-- Begin --
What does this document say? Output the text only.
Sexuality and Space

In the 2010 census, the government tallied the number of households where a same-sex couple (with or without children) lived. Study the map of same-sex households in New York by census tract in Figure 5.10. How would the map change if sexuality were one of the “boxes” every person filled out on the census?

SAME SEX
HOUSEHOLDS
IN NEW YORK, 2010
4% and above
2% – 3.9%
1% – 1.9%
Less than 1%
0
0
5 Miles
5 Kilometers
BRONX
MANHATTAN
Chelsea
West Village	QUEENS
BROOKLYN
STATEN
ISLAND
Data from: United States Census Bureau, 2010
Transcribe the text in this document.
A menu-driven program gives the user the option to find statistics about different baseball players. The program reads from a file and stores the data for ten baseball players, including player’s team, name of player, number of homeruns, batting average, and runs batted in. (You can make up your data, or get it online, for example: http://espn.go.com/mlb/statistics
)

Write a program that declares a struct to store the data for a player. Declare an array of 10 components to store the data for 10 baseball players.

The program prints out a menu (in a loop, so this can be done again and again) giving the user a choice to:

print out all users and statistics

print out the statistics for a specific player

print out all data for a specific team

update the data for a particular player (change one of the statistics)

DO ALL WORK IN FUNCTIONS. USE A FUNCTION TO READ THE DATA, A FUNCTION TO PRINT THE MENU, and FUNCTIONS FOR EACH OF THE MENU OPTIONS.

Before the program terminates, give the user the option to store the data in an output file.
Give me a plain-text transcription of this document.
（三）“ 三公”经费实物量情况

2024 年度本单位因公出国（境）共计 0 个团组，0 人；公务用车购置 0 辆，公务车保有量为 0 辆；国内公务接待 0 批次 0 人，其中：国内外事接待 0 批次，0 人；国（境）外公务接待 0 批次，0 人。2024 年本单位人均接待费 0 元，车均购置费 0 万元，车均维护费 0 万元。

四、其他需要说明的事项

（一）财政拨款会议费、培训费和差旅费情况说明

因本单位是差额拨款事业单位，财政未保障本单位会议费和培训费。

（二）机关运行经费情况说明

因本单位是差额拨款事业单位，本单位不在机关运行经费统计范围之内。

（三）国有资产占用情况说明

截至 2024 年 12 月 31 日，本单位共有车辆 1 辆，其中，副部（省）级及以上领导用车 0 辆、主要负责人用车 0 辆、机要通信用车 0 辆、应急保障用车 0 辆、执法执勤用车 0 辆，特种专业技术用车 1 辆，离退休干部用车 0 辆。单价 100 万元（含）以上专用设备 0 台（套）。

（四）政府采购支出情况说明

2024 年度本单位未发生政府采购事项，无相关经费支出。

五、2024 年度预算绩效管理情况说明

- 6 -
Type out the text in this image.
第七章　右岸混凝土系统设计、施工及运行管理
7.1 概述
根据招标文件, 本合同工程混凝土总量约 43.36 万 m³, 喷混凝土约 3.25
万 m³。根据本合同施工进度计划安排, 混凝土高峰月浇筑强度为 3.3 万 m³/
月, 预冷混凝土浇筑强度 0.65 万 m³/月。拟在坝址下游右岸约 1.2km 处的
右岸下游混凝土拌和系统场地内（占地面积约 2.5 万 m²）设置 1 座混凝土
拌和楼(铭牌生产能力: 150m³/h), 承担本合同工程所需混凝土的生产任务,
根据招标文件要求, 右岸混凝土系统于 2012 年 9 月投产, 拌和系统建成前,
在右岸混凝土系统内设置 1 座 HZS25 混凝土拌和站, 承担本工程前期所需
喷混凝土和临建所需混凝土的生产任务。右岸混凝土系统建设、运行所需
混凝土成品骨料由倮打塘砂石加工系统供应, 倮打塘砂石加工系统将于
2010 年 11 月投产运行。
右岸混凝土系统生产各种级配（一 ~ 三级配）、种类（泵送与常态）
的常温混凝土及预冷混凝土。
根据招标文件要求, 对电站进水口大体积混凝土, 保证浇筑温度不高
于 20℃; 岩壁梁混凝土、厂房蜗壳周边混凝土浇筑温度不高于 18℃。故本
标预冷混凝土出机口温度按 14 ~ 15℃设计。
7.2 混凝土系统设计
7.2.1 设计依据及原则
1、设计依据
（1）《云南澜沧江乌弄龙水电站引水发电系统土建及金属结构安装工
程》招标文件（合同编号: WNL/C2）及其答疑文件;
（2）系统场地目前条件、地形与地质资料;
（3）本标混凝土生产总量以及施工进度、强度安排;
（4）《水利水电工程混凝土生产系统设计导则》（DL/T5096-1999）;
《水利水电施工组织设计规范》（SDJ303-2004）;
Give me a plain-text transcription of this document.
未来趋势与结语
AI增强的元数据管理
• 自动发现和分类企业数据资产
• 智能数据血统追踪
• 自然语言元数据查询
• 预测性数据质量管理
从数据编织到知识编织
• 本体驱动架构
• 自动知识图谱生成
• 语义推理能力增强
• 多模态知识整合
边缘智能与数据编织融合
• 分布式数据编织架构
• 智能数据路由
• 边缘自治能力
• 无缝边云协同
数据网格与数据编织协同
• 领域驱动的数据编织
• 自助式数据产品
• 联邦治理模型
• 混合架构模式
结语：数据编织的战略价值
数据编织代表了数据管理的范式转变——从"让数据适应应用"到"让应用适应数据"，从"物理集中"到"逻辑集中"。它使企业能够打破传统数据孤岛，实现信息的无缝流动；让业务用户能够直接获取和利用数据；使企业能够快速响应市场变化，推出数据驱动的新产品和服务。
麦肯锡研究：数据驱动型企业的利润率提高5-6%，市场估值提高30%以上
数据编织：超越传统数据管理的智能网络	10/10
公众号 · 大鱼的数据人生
-- End --
__What you should do__.
Scan the material above and determine how many lines include the word "team"; report only the number.

__Problem solution__.
2